BEGIN Given data
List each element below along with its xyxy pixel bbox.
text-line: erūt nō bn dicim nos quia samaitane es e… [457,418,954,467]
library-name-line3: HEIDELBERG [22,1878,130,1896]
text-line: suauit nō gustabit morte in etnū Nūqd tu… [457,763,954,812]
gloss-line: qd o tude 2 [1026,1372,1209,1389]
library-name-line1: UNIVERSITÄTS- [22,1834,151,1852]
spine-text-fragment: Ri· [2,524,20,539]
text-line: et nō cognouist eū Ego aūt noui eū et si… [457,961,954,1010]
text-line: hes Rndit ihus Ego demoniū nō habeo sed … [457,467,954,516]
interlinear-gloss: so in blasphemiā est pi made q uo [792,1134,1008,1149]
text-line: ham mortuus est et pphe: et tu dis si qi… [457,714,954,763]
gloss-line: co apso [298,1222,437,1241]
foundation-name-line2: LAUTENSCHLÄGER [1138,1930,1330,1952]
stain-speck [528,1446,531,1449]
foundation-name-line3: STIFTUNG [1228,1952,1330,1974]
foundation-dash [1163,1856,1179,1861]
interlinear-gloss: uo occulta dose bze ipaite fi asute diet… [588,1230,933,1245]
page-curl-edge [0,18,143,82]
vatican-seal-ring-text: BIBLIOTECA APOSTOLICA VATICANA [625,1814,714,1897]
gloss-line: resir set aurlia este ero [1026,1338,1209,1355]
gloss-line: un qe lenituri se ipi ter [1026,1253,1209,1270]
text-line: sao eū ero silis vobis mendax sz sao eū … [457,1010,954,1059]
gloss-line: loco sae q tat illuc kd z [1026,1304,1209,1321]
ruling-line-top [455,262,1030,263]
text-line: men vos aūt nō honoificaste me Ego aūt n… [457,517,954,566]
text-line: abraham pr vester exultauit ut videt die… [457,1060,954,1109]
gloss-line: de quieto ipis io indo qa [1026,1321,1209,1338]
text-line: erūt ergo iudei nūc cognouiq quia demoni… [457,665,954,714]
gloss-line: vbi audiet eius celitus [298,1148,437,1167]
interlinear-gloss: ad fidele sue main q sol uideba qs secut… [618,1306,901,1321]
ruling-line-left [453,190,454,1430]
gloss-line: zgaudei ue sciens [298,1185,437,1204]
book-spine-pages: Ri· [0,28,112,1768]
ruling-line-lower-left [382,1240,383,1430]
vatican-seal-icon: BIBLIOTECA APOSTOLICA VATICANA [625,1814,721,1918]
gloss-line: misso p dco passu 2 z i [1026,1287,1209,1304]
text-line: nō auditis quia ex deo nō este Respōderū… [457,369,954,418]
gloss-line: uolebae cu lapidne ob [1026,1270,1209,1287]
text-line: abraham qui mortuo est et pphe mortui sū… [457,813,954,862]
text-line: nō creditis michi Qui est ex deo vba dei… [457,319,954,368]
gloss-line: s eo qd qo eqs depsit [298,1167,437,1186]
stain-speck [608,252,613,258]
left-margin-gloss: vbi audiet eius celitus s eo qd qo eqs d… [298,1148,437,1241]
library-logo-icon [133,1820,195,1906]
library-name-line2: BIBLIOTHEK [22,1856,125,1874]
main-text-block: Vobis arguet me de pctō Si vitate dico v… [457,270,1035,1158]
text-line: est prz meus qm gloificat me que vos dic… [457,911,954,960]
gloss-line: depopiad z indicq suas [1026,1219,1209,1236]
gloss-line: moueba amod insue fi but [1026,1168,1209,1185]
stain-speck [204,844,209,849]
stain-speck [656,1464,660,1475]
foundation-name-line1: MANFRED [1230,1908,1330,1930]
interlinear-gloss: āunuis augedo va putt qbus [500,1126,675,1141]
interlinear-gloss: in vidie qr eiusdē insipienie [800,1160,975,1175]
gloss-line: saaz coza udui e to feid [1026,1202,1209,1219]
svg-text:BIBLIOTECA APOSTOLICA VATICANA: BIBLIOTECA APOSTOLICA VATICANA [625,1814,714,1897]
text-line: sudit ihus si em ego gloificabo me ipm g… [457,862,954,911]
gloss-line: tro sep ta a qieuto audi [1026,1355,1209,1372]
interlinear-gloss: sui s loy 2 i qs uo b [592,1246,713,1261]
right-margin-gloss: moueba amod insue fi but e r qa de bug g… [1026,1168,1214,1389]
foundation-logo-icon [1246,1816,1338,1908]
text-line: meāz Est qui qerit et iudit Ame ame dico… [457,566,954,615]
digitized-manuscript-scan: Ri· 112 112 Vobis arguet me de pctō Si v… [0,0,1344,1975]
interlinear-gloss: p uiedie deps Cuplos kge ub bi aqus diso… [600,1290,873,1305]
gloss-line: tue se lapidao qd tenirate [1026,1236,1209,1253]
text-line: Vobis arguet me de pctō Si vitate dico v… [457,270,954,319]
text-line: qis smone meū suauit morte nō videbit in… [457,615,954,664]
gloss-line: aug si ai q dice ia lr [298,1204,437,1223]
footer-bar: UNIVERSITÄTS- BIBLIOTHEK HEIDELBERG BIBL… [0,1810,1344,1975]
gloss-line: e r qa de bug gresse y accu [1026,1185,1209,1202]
END Given data
Problem description: Swap each occurrence of "text-line" in the lines above for "main-text-line", and reproduce all the lines with nothing else altered.

Output for this exercise:
List each element below along with its xyxy pixel bbox.
main-text-line: erūt nō bn dicim nos quia samaitane es e… [457,418,954,467]
library-name-line3: HEIDELBERG [22,1878,130,1896]
main-text-line: suauit nō gustabit morte in etnū Nūqd tu… [457,763,954,812]
gloss-line: qd o tude 2 [1026,1372,1209,1389]
library-name-line1: UNIVERSITÄTS- [22,1834,151,1852]
spine-text-fragment: Ri· [2,524,20,539]
main-text-line: et nō cognouist eū Ego aūt noui eū et si… [457,961,954,1010]
main-text-line: hes Rndit ihus Ego demoniū nō habeo sed … [457,467,954,516]
interlinear-gloss: so in blasphemiā est pi made q uo [792,1134,1008,1149]
main-text-line: ham mortuus est et pphe: et tu dis si qi… [457,714,954,763]
gloss-line: co apso [298,1222,437,1241]
foundation-name-line2: LAUTENSCHLÄGER [1138,1930,1330,1952]
stain-speck [528,1446,531,1449]
foundation-name-line3: STIFTUNG [1228,1952,1330,1974]
foundation-dash [1163,1856,1179,1861]
interlinear-gloss: uo occulta dose bze ipaite fi asute diet… [588,1230,933,1245]
page-curl-edge [0,18,143,82]
vatican-seal-ring-text: BIBLIOTECA APOSTOLICA VATICANA [625,1814,714,1897]
gloss-line: resir set aurlia este ero [1026,1338,1209,1355]
gloss-line: un qe lenituri se ipi ter [1026,1253,1209,1270]
main-text-line: sao eū ero silis vobis mendax sz sao eū … [457,1010,954,1059]
gloss-line: loco sae q tat illuc kd z [1026,1304,1209,1321]
ruling-line-top [455,262,1030,263]
main-text-line: men vos aūt nō honoificaste me Ego aūt n… [457,517,954,566]
main-text-line: abraham pr vester exultauit ut videt die… [457,1060,954,1109]
gloss-line: de quieto ipis io indo qa [1026,1321,1209,1338]
main-text-line: erūt ergo iudei nūc cognouiq quia demoni… [457,665,954,714]
gloss-line: vbi audiet eius celitus [298,1148,437,1167]
interlinear-gloss: ad fidele sue main q sol uideba qs secut… [618,1306,901,1321]
ruling-line-left [453,190,454,1430]
gloss-line: zgaudei ue sciens [298,1185,437,1204]
book-spine-pages: Ri· [0,28,112,1768]
ruling-line-lower-left [382,1240,383,1430]
vatican-seal-icon: BIBLIOTECA APOSTOLICA VATICANA [625,1814,721,1918]
gloss-line: misso p dco passu 2 z i [1026,1287,1209,1304]
main-text-line: nō auditis quia ex deo nō este Respōderū… [457,369,954,418]
gloss-line: uolebae cu lapidne ob [1026,1270,1209,1287]
main-text-line: abraham qui mortuo est et pphe mortui sū… [457,813,954,862]
main-text-line: nō creditis michi Qui est ex deo vba dei… [457,319,954,368]
gloss-line: s eo qd qo eqs depsit [298,1167,437,1186]
stain-speck [608,252,613,258]
left-margin-gloss: vbi audiet eius celitus s eo qd qo eqs d… [298,1148,437,1241]
library-logo-icon [133,1820,195,1906]
library-name-line2: BIBLIOTHEK [22,1856,125,1874]
main-text-block: Vobis arguet me de pctō Si vitate dico v… [457,270,1035,1158]
main-text-line: est prz meus qm gloificat me que vos dic… [457,911,954,960]
gloss-line: depopiad z indicq suas [1026,1219,1209,1236]
gloss-line: moueba amod insue fi but [1026,1168,1209,1185]
stain-speck [204,844,209,849]
stain-speck [656,1464,660,1475]
foundation-name-line1: MANFRED [1230,1908,1330,1930]
interlinear-gloss: āunuis augedo va putt qbus [500,1126,675,1141]
interlinear-gloss: in vidie qr eiusdē insipienie [800,1160,975,1175]
gloss-line: saaz coza udui e to feid [1026,1202,1209,1219]
svg-text:BIBLIOTECA APOSTOLICA VATICANA: BIBLIOTECA APOSTOLICA VATICANA [625,1814,714,1897]
main-text-line: sudit ihus si em ego gloificabo me ipm g… [457,862,954,911]
gloss-line: tro sep ta a qieuto audi [1026,1355,1209,1372]
interlinear-gloss: sui s loy 2 i qs uo b [592,1246,713,1261]
right-margin-gloss: moueba amod insue fi but e r qa de bug g… [1026,1168,1214,1389]
foundation-logo-icon [1246,1816,1338,1908]
main-text-line: meāz Est qui qerit et iudit Ame ame dico… [457,566,954,615]
digitized-manuscript-scan: Ri· 112 112 Vobis arguet me de pctō Si v… [0,0,1344,1975]
interlinear-gloss: p uiedie deps Cuplos kge ub bi aqus diso… [600,1290,873,1305]
gloss-line: tue se lapidao qd tenirate [1026,1236,1209,1253]
main-text-line: Vobis arguet me de pctō Si vitate dico v… [457,270,954,319]
main-text-line: qis smone meū suauit morte nō videbit in… [457,615,954,664]
gloss-line: aug si ai q dice ia lr [298,1204,437,1223]
footer-bar: UNIVERSITÄTS- BIBLIOTHEK HEIDELBERG BIBL… [0,1810,1344,1975]
gloss-line: e r qa de bug gresse y accu [1026,1185,1209,1202]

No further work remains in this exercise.